Significance. If the empirical results hold, this addresses a clear gap in geospatial MSSL by incorporating continuous dynamic trajectory data, which is central to urban mobility analysis. The continuous neural representation enabling alignment at arbitrary points is a technical strength that could improve integration of path-based and location-based modalities. The work has potential to advance foundation models for downstream tasks in computer vision and urban computing, provided the ablations robustly isolate the contribution of fine-grained alignment.
major comments (2)
- [Experiments] The central empirical claims rest on outperformance across four tasks and ablations showing the MSSL objective as the primary driver (§4, results and ablation subsections). However, without explicit quantitative metrics, baseline implementations, effect sizes, or statistical significance tests in the reported tables, it is not possible to verify whether the gains are substantial or attributable to the three-way alignment rather than other factors such as model capacity.
- [Method] The weakest assumption—that fine-grained continuous alignment captures meaningful urban patterns without additional supervision—is load-bearing for the novelty claim. The manuscript should include a concrete test (e.g., qualitative alignment visualizations or a controlled comparison against random or coarser alignments) to rule out that the joint objective simply benefits from extra parameters rather than geospatial structure.

Information supplied:
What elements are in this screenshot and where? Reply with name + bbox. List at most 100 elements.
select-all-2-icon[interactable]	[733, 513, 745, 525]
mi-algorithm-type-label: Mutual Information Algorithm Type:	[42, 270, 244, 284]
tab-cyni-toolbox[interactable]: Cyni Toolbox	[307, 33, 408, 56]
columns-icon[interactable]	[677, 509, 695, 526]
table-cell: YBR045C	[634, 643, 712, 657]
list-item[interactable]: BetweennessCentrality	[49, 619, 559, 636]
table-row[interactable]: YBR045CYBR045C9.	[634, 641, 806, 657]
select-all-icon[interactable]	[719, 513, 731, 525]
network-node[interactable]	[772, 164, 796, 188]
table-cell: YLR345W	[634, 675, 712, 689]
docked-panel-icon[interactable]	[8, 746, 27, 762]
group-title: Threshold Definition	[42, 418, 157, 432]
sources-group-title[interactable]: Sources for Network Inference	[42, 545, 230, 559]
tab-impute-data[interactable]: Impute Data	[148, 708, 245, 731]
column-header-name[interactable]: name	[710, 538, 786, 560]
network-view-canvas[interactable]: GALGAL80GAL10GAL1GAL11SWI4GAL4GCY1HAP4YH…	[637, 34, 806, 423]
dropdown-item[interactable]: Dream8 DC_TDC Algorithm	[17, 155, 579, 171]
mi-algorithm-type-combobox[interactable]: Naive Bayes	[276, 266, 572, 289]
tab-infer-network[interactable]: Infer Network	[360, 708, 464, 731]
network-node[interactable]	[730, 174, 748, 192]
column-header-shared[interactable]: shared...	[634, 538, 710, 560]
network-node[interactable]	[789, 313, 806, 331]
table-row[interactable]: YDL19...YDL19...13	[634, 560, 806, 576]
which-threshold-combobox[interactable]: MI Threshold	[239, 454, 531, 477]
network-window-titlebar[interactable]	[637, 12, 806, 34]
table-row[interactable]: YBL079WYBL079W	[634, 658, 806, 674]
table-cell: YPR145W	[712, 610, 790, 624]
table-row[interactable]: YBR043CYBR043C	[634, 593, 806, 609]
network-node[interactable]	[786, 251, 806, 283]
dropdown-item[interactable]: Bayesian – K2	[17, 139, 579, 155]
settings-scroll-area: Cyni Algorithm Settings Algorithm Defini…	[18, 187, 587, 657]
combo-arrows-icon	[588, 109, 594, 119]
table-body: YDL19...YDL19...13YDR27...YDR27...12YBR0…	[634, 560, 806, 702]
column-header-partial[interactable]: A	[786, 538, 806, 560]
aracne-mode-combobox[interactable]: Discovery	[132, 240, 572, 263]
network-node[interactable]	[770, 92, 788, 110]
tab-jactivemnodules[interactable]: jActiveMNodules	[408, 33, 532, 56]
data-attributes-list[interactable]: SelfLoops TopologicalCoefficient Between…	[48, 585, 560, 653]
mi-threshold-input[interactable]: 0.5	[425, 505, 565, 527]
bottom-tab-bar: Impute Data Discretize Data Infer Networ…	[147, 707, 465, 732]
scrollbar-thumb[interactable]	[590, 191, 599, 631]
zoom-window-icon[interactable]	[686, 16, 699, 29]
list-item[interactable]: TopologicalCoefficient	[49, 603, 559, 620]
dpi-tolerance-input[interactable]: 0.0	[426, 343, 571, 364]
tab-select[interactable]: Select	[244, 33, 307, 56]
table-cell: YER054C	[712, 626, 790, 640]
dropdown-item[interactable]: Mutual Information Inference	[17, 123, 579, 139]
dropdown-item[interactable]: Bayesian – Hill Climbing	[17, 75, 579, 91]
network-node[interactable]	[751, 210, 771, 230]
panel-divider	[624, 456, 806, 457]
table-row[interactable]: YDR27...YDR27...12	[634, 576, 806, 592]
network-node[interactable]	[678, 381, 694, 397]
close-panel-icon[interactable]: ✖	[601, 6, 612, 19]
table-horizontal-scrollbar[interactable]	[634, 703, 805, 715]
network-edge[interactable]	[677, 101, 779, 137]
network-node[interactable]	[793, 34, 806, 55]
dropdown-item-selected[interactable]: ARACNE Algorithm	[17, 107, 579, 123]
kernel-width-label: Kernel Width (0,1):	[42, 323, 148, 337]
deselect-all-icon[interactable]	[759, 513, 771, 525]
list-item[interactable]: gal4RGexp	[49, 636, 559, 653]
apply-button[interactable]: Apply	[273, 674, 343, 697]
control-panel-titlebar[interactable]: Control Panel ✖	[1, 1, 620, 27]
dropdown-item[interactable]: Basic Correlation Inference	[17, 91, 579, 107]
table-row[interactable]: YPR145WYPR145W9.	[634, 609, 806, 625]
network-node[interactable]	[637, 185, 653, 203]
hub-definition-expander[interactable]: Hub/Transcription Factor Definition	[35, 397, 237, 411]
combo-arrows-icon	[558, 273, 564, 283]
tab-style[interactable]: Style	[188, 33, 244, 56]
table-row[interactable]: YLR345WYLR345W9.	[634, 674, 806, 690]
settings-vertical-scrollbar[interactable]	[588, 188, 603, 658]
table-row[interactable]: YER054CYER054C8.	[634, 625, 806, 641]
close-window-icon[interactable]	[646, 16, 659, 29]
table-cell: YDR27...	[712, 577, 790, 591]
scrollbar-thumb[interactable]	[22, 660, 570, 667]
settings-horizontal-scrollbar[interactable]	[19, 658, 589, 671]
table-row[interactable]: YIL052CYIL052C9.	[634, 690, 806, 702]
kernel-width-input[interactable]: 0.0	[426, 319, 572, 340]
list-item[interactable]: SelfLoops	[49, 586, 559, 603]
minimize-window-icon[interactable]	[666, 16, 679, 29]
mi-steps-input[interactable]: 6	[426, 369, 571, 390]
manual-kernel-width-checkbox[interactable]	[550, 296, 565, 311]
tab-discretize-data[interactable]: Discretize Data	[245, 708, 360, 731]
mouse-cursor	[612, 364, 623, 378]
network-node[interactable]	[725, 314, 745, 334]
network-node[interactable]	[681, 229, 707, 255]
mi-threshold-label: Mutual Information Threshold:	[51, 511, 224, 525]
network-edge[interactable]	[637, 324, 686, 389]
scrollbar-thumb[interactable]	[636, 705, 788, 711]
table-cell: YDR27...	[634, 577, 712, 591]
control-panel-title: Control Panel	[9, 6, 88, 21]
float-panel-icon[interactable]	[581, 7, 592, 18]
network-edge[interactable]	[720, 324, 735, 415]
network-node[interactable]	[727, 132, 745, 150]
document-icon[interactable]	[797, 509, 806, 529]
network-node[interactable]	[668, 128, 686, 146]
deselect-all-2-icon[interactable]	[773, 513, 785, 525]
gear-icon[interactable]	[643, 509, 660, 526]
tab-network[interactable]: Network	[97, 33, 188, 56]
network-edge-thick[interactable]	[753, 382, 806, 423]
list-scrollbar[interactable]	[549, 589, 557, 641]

Exercise instructions:
Please resume the review of the geospatial trajectory-alignment paper above and continue it from its last sentence.

Reply to the exercise:
minor comments (2)
- [Abstract] The abstract refers to 'four urban mobility and road understanding tasks' without naming the datasets or tasks; adding this would improve readability and allow immediate assessment of scope.
- Ensure consistent definition of acronyms (MSSL, GANR) on first use and clarify the exact neural architecture used for the continuous trajectory representation (e.g., input encoding, interpolation mechanism).
Simulated Author's Rebuttal
We thank the referee for their constructive and detailed feedback, which has helped us identify areas to strengthen the empirical rigor and validation of our claims. We address each major comment below and will incorporate the suggested improvements in the revised manuscript.
read point-by-point responses
-
Referee: [Experiments] The central empirical claims rest on outperformance across four tasks and ablations showing the MSSL objective as the primary driver (§4, results and ablation subsections). However, without explicit quantitative metrics, baseline implementations, effect sizes, or statistical significance tests in the reported tables, it is not possible to verify whether the gains are substantial or attributable to the three-way alignment rather than other factors such as model capacity.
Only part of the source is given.